• **Problem details**: Work through the entries below and report how many lines include "JSON". The number alone is the answer.

• **Material provided**:
________

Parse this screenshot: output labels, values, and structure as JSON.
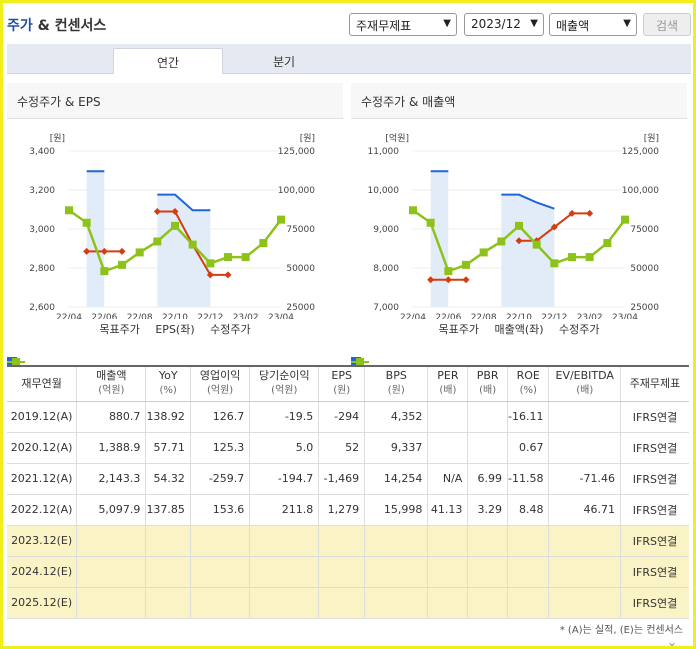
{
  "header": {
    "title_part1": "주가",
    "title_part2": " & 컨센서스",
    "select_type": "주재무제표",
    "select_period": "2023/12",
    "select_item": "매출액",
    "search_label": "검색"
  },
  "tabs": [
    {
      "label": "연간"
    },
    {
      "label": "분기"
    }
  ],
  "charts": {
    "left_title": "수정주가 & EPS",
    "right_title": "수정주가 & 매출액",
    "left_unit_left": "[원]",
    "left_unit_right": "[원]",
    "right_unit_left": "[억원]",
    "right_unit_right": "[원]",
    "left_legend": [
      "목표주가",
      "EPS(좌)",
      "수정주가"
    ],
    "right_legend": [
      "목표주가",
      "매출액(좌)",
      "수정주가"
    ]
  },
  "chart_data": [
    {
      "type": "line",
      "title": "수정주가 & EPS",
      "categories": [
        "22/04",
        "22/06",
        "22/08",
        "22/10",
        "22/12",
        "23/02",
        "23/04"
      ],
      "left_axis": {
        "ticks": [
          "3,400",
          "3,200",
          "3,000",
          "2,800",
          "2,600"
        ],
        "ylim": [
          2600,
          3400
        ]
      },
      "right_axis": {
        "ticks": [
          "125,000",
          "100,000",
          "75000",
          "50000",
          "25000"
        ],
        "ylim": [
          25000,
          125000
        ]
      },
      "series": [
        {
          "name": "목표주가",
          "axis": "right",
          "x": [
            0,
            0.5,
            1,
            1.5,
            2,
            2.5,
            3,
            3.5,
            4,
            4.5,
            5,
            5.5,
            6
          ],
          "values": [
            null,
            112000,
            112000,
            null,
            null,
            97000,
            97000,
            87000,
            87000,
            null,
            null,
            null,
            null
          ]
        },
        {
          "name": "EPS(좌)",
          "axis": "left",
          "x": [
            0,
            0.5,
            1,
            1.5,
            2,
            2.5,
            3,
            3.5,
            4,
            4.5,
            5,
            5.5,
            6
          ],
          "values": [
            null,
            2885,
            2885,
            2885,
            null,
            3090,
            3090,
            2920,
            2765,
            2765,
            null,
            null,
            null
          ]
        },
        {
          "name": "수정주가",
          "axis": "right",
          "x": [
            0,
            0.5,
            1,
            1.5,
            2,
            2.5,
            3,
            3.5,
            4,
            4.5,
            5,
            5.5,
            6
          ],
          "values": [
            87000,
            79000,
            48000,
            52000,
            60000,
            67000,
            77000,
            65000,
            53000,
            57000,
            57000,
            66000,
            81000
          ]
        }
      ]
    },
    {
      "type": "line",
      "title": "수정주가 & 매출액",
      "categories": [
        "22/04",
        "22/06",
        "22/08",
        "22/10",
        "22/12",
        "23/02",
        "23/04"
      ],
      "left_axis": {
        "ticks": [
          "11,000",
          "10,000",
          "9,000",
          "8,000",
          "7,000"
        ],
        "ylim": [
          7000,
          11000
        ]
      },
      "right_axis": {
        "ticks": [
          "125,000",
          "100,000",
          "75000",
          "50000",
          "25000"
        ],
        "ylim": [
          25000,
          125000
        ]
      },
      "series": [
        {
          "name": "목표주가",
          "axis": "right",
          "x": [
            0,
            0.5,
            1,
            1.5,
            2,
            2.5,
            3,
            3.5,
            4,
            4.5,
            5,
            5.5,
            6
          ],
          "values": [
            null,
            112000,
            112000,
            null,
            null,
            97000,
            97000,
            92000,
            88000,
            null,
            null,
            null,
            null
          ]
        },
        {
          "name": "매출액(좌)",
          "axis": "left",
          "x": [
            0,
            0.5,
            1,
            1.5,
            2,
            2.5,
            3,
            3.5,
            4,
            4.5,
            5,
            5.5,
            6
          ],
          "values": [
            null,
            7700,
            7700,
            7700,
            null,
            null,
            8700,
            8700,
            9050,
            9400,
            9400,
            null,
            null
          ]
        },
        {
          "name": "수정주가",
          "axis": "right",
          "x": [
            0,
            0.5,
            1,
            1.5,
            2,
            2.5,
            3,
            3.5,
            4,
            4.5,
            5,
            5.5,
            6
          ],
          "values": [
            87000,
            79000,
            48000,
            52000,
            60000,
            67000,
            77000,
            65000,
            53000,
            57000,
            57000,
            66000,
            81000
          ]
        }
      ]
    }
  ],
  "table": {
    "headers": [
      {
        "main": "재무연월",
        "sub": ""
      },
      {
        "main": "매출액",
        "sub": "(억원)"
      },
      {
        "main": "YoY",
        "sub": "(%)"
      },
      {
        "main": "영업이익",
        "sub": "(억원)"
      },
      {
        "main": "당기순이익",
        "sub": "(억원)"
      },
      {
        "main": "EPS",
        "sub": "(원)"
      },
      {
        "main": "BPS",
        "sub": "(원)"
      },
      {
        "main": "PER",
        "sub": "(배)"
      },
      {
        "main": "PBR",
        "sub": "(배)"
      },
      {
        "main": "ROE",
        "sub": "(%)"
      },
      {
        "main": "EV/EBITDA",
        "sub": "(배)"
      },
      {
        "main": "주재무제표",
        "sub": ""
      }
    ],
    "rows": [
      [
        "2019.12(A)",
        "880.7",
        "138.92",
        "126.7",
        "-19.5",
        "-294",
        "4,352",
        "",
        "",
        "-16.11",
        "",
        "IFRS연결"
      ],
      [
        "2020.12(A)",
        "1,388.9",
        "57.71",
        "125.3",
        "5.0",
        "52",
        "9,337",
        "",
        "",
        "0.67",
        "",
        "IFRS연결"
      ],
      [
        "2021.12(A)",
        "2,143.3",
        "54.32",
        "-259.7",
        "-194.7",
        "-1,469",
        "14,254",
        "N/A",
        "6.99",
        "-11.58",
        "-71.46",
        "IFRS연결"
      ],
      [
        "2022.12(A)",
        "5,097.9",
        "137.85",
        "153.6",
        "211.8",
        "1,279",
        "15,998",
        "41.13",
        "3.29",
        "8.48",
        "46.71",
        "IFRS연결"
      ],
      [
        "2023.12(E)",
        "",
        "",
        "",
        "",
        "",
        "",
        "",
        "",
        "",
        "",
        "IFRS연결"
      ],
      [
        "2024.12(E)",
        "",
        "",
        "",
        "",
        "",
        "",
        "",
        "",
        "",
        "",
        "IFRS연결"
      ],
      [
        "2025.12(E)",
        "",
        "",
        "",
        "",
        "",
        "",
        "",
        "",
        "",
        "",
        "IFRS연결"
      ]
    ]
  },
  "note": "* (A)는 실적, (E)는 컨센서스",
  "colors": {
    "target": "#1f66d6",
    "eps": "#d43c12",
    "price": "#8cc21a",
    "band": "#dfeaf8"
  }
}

________

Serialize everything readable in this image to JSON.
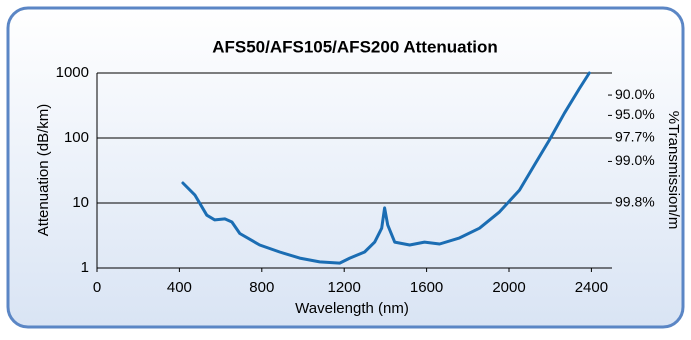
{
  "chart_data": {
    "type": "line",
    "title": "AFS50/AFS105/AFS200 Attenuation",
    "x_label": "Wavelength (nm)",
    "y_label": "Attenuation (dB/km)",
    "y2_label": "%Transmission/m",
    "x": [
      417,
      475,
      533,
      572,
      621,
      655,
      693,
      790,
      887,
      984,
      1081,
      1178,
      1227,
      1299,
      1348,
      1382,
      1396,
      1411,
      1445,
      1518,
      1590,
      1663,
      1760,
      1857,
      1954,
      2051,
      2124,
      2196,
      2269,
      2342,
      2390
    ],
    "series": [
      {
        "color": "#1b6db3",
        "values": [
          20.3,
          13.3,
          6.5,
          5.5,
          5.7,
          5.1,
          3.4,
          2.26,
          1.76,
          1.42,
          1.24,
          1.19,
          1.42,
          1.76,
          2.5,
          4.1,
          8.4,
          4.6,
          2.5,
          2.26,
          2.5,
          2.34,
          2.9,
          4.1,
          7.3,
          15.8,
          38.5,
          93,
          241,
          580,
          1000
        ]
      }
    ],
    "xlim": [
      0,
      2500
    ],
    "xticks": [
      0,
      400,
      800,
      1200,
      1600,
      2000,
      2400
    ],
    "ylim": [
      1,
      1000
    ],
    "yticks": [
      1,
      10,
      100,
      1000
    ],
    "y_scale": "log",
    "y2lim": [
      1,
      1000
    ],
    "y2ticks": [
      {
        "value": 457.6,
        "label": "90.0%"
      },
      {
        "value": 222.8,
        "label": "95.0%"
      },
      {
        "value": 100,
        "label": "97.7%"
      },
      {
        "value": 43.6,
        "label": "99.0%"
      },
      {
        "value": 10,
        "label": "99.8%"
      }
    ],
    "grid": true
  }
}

________

• **In response**: 2